-- begin --
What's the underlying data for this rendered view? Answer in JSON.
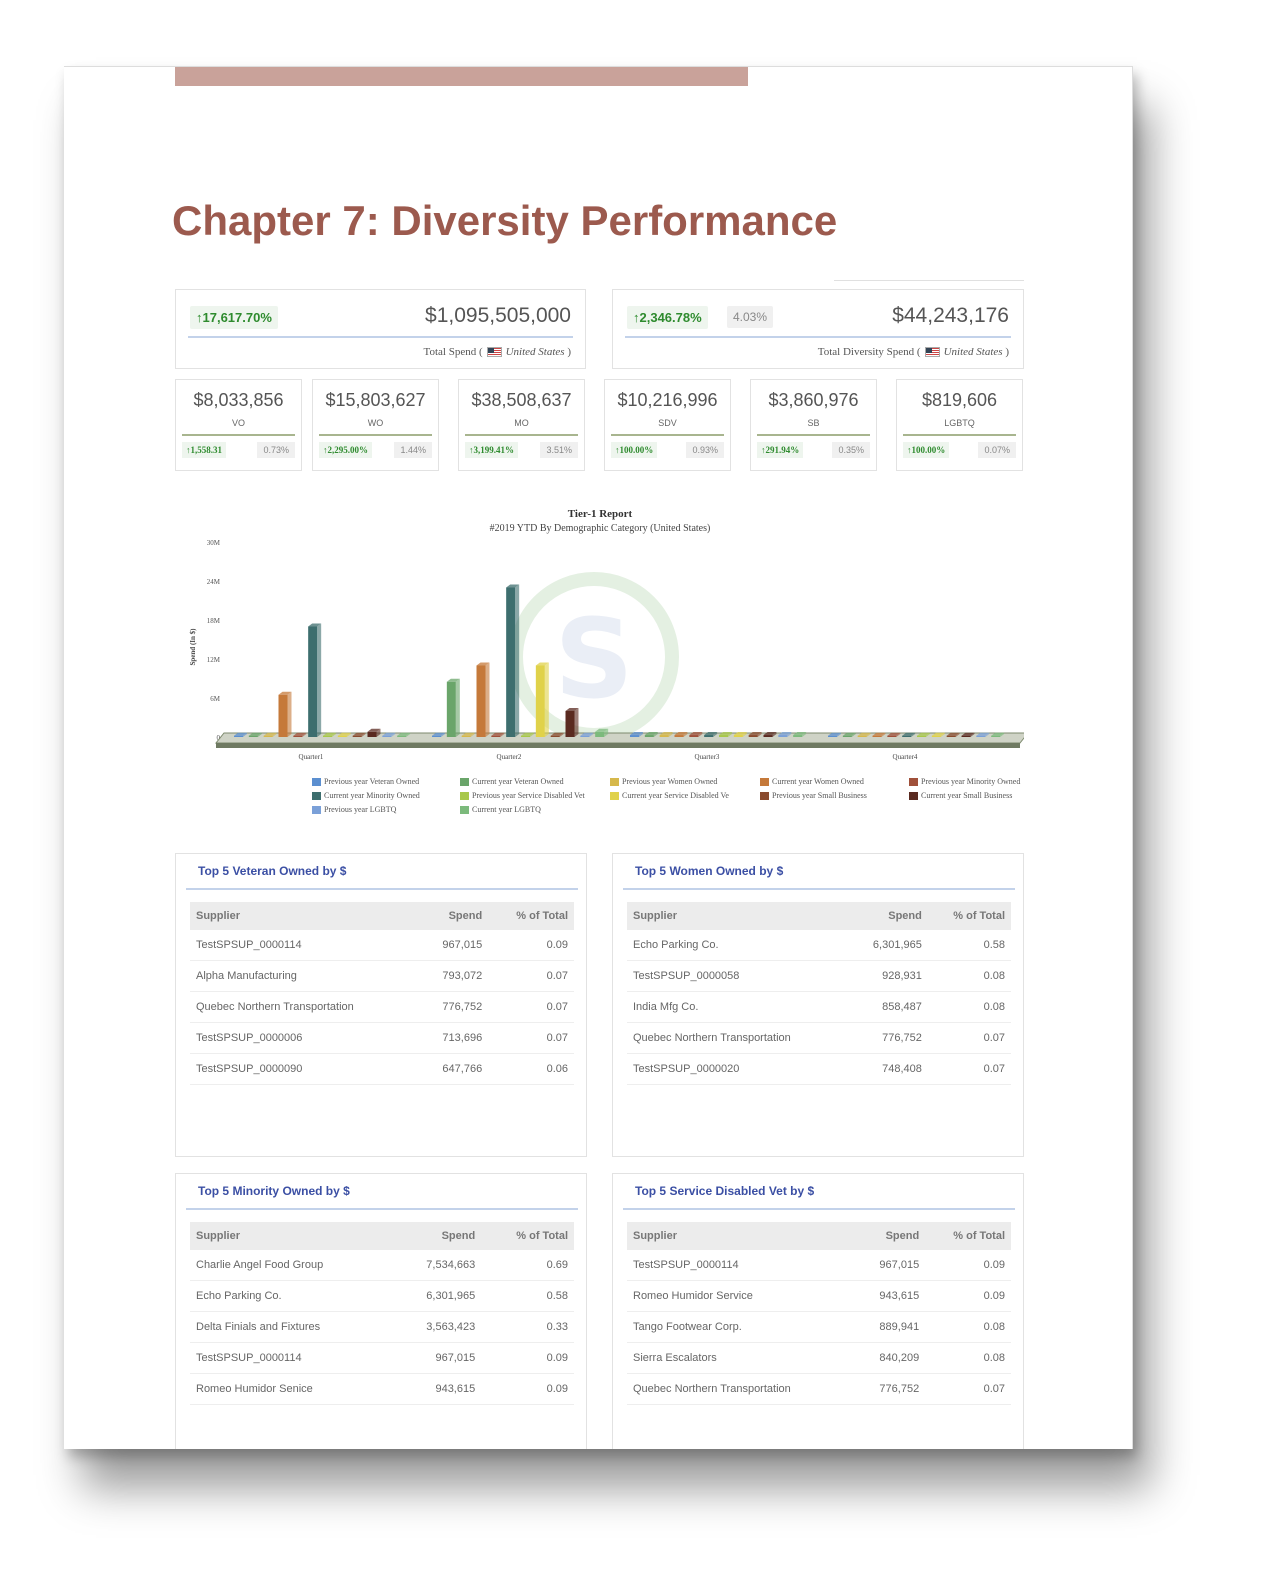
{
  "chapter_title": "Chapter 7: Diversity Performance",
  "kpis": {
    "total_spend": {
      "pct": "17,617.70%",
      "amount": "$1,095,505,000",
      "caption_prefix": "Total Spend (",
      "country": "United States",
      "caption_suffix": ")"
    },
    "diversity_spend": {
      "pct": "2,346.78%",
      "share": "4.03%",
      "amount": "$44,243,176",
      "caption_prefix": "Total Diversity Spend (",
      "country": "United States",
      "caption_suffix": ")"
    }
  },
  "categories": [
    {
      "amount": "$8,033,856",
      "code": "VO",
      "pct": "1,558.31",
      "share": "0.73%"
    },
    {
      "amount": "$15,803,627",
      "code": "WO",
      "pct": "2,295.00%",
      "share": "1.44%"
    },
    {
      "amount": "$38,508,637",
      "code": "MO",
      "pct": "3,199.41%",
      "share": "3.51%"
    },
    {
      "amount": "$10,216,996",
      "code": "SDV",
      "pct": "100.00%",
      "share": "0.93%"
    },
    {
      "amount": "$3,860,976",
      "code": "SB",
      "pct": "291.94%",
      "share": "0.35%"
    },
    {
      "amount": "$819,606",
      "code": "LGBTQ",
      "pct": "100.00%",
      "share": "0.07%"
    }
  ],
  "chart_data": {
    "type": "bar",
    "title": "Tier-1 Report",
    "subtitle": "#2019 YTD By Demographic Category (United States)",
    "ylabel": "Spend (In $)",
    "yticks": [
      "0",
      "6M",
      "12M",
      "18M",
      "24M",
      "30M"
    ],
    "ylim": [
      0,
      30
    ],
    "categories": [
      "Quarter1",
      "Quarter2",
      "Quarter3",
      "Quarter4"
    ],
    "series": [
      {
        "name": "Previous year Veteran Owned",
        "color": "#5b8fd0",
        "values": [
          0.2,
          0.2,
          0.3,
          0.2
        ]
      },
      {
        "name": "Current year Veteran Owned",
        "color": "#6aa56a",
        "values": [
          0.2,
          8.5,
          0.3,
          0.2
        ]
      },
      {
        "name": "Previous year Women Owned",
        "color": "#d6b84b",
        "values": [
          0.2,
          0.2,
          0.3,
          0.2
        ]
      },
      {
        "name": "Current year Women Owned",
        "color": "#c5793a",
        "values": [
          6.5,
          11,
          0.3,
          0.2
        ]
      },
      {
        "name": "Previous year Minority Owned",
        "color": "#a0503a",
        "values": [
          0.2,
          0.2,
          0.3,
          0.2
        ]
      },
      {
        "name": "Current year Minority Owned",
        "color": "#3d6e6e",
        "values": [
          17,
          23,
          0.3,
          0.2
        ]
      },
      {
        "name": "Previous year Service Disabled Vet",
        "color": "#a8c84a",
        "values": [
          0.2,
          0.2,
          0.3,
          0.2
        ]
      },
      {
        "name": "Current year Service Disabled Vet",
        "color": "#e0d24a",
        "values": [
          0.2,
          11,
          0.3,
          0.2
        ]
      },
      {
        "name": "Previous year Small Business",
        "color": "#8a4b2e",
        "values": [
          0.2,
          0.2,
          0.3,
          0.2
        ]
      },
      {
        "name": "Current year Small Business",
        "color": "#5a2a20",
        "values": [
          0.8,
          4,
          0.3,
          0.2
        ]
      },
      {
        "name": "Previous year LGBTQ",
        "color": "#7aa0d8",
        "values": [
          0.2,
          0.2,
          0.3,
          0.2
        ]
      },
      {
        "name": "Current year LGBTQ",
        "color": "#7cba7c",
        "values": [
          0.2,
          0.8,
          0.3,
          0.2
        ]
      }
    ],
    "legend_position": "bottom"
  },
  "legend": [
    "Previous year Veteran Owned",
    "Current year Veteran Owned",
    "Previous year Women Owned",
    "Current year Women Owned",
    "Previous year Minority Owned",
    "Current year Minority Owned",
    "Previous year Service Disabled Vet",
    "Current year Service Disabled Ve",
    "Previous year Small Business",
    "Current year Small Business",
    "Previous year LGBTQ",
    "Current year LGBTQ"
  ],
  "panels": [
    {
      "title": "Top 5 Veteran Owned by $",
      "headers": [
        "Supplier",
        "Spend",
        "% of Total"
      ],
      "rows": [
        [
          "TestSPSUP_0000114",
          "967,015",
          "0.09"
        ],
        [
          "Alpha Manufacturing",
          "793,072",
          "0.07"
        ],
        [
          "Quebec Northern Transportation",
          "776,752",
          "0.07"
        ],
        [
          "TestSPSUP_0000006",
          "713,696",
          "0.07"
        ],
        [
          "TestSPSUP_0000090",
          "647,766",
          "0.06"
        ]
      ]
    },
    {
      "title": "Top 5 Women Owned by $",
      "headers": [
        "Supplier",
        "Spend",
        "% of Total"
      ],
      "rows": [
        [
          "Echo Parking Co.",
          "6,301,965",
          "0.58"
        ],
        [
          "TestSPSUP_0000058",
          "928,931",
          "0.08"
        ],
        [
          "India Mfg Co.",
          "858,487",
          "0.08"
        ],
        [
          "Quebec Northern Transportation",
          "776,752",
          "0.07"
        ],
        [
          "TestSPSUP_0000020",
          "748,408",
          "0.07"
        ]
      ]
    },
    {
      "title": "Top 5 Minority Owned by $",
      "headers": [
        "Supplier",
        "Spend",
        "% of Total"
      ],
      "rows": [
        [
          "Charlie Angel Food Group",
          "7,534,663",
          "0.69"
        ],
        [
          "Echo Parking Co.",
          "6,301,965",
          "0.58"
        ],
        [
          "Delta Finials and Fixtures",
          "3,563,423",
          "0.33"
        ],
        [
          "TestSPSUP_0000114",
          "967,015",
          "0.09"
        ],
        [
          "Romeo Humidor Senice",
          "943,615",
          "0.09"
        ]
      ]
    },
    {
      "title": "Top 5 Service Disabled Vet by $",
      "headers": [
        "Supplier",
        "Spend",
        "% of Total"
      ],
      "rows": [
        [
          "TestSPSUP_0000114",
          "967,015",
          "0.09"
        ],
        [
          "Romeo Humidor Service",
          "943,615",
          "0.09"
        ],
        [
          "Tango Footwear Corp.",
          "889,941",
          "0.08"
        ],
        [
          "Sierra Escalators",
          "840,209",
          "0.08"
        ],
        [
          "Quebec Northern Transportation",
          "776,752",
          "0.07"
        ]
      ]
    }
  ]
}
-- end --
__Required task__:
Print the whole listing above once more, word for word, without its pictures.

__Response to the task__:
What's the underlying data for this rendered view? Answer in JSON.
{
  "chapter_title": "Chapter 7: Diversity Performance",
  "kpis": {
    "total_spend": {
      "pct": "17,617.70%",
      "amount": "$1,095,505,000",
      "caption_prefix": "Total Spend (",
      "country": "United States",
      "caption_suffix": ")"
    },
    "diversity_spend": {
      "pct": "2,346.78%",
      "share": "4.03%",
      "amount": "$44,243,176",
      "caption_prefix": "Total Diversity Spend (",
      "country": "United States",
      "caption_suffix": ")"
    }
  },
  "categories": [
    {
      "amount": "$8,033,856",
      "code": "VO",
      "pct": "1,558.31",
      "share": "0.73%"
    },
    {
      "amount": "$15,803,627",
      "code": "WO",
      "pct": "2,295.00%",
      "share": "1.44%"
    },
    {
      "amount": "$38,508,637",
      "code": "MO",
      "pct": "3,199.41%",
      "share": "3.51%"
    },
    {
      "amount": "$10,216,996",
      "code": "SDV",
      "pct": "100.00%",
      "share": "0.93%"
    },
    {
      "amount": "$3,860,976",
      "code": "SB",
      "pct": "291.94%",
      "share": "0.35%"
    },
    {
      "amount": "$819,606",
      "code": "LGBTQ",
      "pct": "100.00%",
      "share": "0.07%"
    }
  ],
  "chart_data": {
    "type": "bar",
    "title": "Tier-1 Report",
    "subtitle": "#2019 YTD By Demographic Category (United States)",
    "ylabel": "Spend (In $)",
    "yticks": [
      "0",
      "6M",
      "12M",
      "18M",
      "24M",
      "30M"
    ],
    "ylim": [
      0,
      30
    ],
    "categories": [
      "Quarter1",
      "Quarter2",
      "Quarter3",
      "Quarter4"
    ],
    "series": [
      {
        "name": "Previous year Veteran Owned",
        "color": "#5b8fd0",
        "values": [
          0.2,
          0.2,
          0.3,
          0.2
        ]
      },
      {
        "name": "Current year Veteran Owned",
        "color": "#6aa56a",
        "values": [
          0.2,
          8.5,
          0.3,
          0.2
        ]
      },
      {
        "name": "Previous year Women Owned",
        "color": "#d6b84b",
        "values": [
          0.2,
          0.2,
          0.3,
          0.2
        ]
      },
      {
        "name": "Current year Women Owned",
        "color": "#c5793a",
        "values": [
          6.5,
          11,
          0.3,
          0.2
        ]
      },
      {
        "name": "Previous year Minority Owned",
        "color": "#a0503a",
        "values": [
          0.2,
          0.2,
          0.3,
          0.2
        ]
      },
      {
        "name": "Current year Minority Owned",
        "color": "#3d6e6e",
        "values": [
          17,
          23,
          0.3,
          0.2
        ]
      },
      {
        "name": "Previous year Service Disabled Vet",
        "color": "#a8c84a",
        "values": [
          0.2,
          0.2,
          0.3,
          0.2
        ]
      },
      {
        "name": "Current year Service Disabled Vet",
        "color": "#e0d24a",
        "values": [
          0.2,
          11,
          0.3,
          0.2
        ]
      },
      {
        "name": "Previous year Small Business",
        "color": "#8a4b2e",
        "values": [
          0.2,
          0.2,
          0.3,
          0.2
        ]
      },
      {
        "name": "Current year Small Business",
        "color": "#5a2a20",
        "values": [
          0.8,
          4,
          0.3,
          0.2
        ]
      },
      {
        "name": "Previous year LGBTQ",
        "color": "#7aa0d8",
        "values": [
          0.2,
          0.2,
          0.3,
          0.2
        ]
      },
      {
        "name": "Current year LGBTQ",
        "color": "#7cba7c",
        "values": [
          0.2,
          0.8,
          0.3,
          0.2
        ]
      }
    ],
    "legend_position": "bottom"
  },
  "legend": [
    "Previous year Veteran Owned",
    "Current year Veteran Owned",
    "Previous year Women Owned",
    "Current year Women Owned",
    "Previous year Minority Owned",
    "Current year Minority Owned",
    "Previous year Service Disabled Vet",
    "Current year Service Disabled Ve",
    "Previous year Small Business",
    "Current year Small Business",
    "Previous year LGBTQ",
    "Current year LGBTQ"
  ],
  "panels": [
    {
      "title": "Top 5 Veteran Owned by $",
      "headers": [
        "Supplier",
        "Spend",
        "% of Total"
      ],
      "rows": [
        [
          "TestSPSUP_0000114",
          "967,015",
          "0.09"
        ],
        [
          "Alpha Manufacturing",
          "793,072",
          "0.07"
        ],
        [
          "Quebec Northern Transportation",
          "776,752",
          "0.07"
        ],
        [
          "TestSPSUP_0000006",
          "713,696",
          "0.07"
        ],
        [
          "TestSPSUP_0000090",
          "647,766",
          "0.06"
        ]
      ]
    },
    {
      "title": "Top 5 Women Owned by $",
      "headers": [
        "Supplier",
        "Spend",
        "% of Total"
      ],
      "rows": [
        [
          "Echo Parking Co.",
          "6,301,965",
          "0.58"
        ],
        [
          "TestSPSUP_0000058",
          "928,931",
          "0.08"
        ],
        [
          "India Mfg Co.",
          "858,487",
          "0.08"
        ],
        [
          "Quebec Northern Transportation",
          "776,752",
          "0.07"
        ],
        [
          "TestSPSUP_0000020",
          "748,408",
          "0.07"
        ]
      ]
    },
    {
      "title": "Top 5 Minority Owned by $",
      "headers": [
        "Supplier",
        "Spend",
        "% of Total"
      ],
      "rows": [
        [
          "Charlie Angel Food Group",
          "7,534,663",
          "0.69"
        ],
        [
          "Echo Parking Co.",
          "6,301,965",
          "0.58"
        ],
        [
          "Delta Finials and Fixtures",
          "3,563,423",
          "0.33"
        ],
        [
          "TestSPSUP_0000114",
          "967,015",
          "0.09"
        ],
        [
          "Romeo Humidor Senice",
          "943,615",
          "0.09"
        ]
      ]
    },
    {
      "title": "Top 5 Service Disabled Vet by $",
      "headers": [
        "Supplier",
        "Spend",
        "% of Total"
      ],
      "rows": [
        [
          "TestSPSUP_0000114",
          "967,015",
          "0.09"
        ],
        [
          "Romeo Humidor Service",
          "943,615",
          "0.09"
        ],
        [
          "Tango Footwear Corp.",
          "889,941",
          "0.08"
        ],
        [
          "Sierra Escalators",
          "840,209",
          "0.08"
        ],
        [
          "Quebec Northern Transportation",
          "776,752",
          "0.07"
        ]
      ]
    }
  ]
}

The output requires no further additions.